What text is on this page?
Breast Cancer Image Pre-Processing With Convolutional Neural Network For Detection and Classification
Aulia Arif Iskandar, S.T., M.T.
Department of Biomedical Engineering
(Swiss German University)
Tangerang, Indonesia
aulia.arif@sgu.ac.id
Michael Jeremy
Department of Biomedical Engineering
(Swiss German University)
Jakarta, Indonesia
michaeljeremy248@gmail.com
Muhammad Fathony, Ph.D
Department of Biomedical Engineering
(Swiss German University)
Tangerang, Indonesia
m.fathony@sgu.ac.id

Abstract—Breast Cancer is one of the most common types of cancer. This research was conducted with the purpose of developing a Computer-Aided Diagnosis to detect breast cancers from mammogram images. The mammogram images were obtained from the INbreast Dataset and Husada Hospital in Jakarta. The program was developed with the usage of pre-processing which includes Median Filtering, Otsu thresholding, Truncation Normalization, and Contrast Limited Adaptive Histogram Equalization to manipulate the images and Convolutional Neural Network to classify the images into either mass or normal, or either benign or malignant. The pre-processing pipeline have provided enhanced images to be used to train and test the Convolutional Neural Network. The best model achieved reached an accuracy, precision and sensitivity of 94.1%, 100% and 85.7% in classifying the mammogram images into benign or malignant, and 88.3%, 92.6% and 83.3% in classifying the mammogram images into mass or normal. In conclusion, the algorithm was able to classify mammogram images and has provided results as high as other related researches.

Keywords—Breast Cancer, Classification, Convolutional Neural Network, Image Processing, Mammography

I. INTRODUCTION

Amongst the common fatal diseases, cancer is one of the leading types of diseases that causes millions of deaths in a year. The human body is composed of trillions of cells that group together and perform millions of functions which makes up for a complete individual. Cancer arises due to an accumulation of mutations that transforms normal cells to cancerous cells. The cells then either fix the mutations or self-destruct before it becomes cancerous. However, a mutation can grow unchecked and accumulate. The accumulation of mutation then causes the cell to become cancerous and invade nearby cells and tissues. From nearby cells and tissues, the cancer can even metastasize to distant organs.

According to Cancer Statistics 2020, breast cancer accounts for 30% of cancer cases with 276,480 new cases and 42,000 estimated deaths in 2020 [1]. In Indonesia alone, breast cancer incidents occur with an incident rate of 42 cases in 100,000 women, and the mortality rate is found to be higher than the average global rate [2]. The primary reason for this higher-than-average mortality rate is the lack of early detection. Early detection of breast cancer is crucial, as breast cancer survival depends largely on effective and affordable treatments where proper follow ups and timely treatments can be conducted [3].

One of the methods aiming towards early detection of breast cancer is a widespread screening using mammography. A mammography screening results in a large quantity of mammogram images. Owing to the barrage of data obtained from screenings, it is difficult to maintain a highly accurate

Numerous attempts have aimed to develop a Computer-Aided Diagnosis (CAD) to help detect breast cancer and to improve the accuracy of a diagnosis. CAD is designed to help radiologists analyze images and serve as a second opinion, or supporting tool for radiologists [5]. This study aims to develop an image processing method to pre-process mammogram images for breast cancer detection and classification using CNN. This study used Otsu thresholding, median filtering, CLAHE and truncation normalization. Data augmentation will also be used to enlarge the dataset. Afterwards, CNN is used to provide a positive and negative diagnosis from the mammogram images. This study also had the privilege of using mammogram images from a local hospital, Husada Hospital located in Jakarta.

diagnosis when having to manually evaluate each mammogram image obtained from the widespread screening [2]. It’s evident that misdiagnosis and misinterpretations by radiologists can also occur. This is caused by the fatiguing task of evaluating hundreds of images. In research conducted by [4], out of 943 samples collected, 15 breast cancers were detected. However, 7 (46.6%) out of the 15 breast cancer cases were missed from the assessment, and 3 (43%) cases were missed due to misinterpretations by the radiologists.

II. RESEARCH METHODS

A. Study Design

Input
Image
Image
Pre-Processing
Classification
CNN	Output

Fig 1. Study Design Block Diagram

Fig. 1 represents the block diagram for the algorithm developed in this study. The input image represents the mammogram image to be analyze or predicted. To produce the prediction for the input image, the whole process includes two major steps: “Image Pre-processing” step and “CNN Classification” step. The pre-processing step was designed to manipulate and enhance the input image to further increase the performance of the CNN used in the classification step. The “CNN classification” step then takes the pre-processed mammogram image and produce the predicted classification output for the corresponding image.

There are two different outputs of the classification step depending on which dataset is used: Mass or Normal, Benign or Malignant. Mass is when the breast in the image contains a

════════

Retype the material above exactly as given.

Output of the task:
What text is on this page?
Breast Cancer Image Pre-Processing With Convolutional Neural Network For Detection and Classification
Aulia Arif Iskandar, S.T., M.T.
Department of Biomedical Engineering
(Swiss German University)
Tangerang, Indonesia
aulia.arif@sgu.ac.id
Michael Jeremy
Department of Biomedical Engineering
(Swiss German University)
Jakarta, Indonesia
michaeljeremy248@gmail.com
Muhammad Fathony, Ph.D
Department of Biomedical Engineering
(Swiss German University)
Tangerang, Indonesia
m.fathony@sgu.ac.id

Abstract—Breast Cancer is one of the most common types of cancer. This research was conducted with the purpose of developing a Computer-Aided Diagnosis to detect breast cancers from mammogram images. The mammogram images were obtained from the INbreast Dataset and Husada Hospital in Jakarta. The program was developed with the usage of pre-processing which includes Median Filtering, Otsu thresholding, Truncation Normalization, and Contrast Limited Adaptive Histogram Equalization to manipulate the images and Convolutional Neural Network to classify the images into either mass or normal, or either benign or malignant. The pre-processing pipeline have provided enhanced images to be used to train and test the Convolutional Neural Network. The best model achieved reached an accuracy, precision and sensitivity of 94.1%, 100% and 85.7% in classifying the mammogram images into benign or malignant, and 88.3%, 92.6% and 83.3% in classifying the mammogram images into mass or normal. In conclusion, the algorithm was able to classify mammogram images and has provided results as high as other related researches.

Keywords—Breast Cancer, Classification, Convolutional Neural Network, Image Processing, Mammography

I. INTRODUCTION

Amongst the common fatal diseases, cancer is one of the leading types of diseases that causes millions of deaths in a year. The human body is composed of trillions of cells that group together and perform millions of functions which makes up for a complete individual. Cancer arises due to an accumulation of mutations that transforms normal cells to cancerous cells. The cells then either fix the mutations or self-destruct before it becomes cancerous. However, a mutation can grow unchecked and accumulate. The accumulation of mutation then causes the cell to become cancerous and invade nearby cells and tissues. From nearby cells and tissues, the cancer can even metastasize to distant organs.

According to Cancer Statistics 2020, breast cancer accounts for 30% of cancer cases with 276,480 new cases and 42,000 estimated deaths in 2020 [1]. In Indonesia alone, breast cancer incidents occur with an incident rate of 42 cases in 100,000 women, and the mortality rate is found to be higher than the average global rate [2]. The primary reason for this higher-than-average mortality rate is the lack of early detection. Early detection of breast cancer is crucial, as breast cancer survival depends largely on effective and affordable treatments where proper follow ups and timely treatments can be conducted [3].

One of the methods aiming towards early detection of breast cancer is a widespread screening using mammography. A mammography screening results in a large quantity of mammogram images. Owing to the barrage of data obtained from screenings, it is difficult to maintain a highly accurate

Numerous attempts have aimed to develop a Computer-Aided Diagnosis (CAD) to help detect breast cancer and to improve the accuracy of a diagnosis. CAD is designed to help radiologists analyze images and serve as a second opinion, or supporting tool for radiologists [5]. This study aims to develop an image processing method to pre-process mammogram images for breast cancer detection and classification using CNN. This study used Otsu thresholding, median filtering, CLAHE and truncation normalization. Data augmentation will also be used to enlarge the dataset. Afterwards, CNN is used to provide a positive and negative diagnosis from the mammogram images. This study also had the privilege of using mammogram images from a local hospital, Husada Hospital located in Jakarta.

diagnosis when having to manually evaluate each mammogram image obtained from the widespread screening [2]. It’s evident that misdiagnosis and misinterpretations by radiologists can also occur. This is caused by the fatiguing task of evaluating hundreds of images. In research conducted by [4], out of 943 samples collected, 15 breast cancers were detected. However, 7 (46.6%) out of the 15 breast cancer cases were missed from the assessment, and 3 (43%) cases were missed due to misinterpretations by the radiologists.

II. RESEARCH METHODS

A. Study Design

Input
Image
Image
Pre-Processing
Classification
CNN	Output

Fig 1. Study Design Block Diagram

Fig. 1 represents the block diagram for the algorithm developed in this study. The input image represents the mammogram image to be analyze or predicted. To produce the prediction for the input image, the whole process includes two major steps: “Image Pre-processing” step and “CNN Classification” step. The pre-processing step was designed to manipulate and enhance the input image to further increase the performance of the CNN used in the classification step. The “CNN classification” step then takes the pre-processed mammogram image and produce the predicted classification output for the corresponding image.

There are two different outputs of the classification step depending on which dataset is used: Mass or Normal, Benign or Malignant. Mass is when the breast in the image contains a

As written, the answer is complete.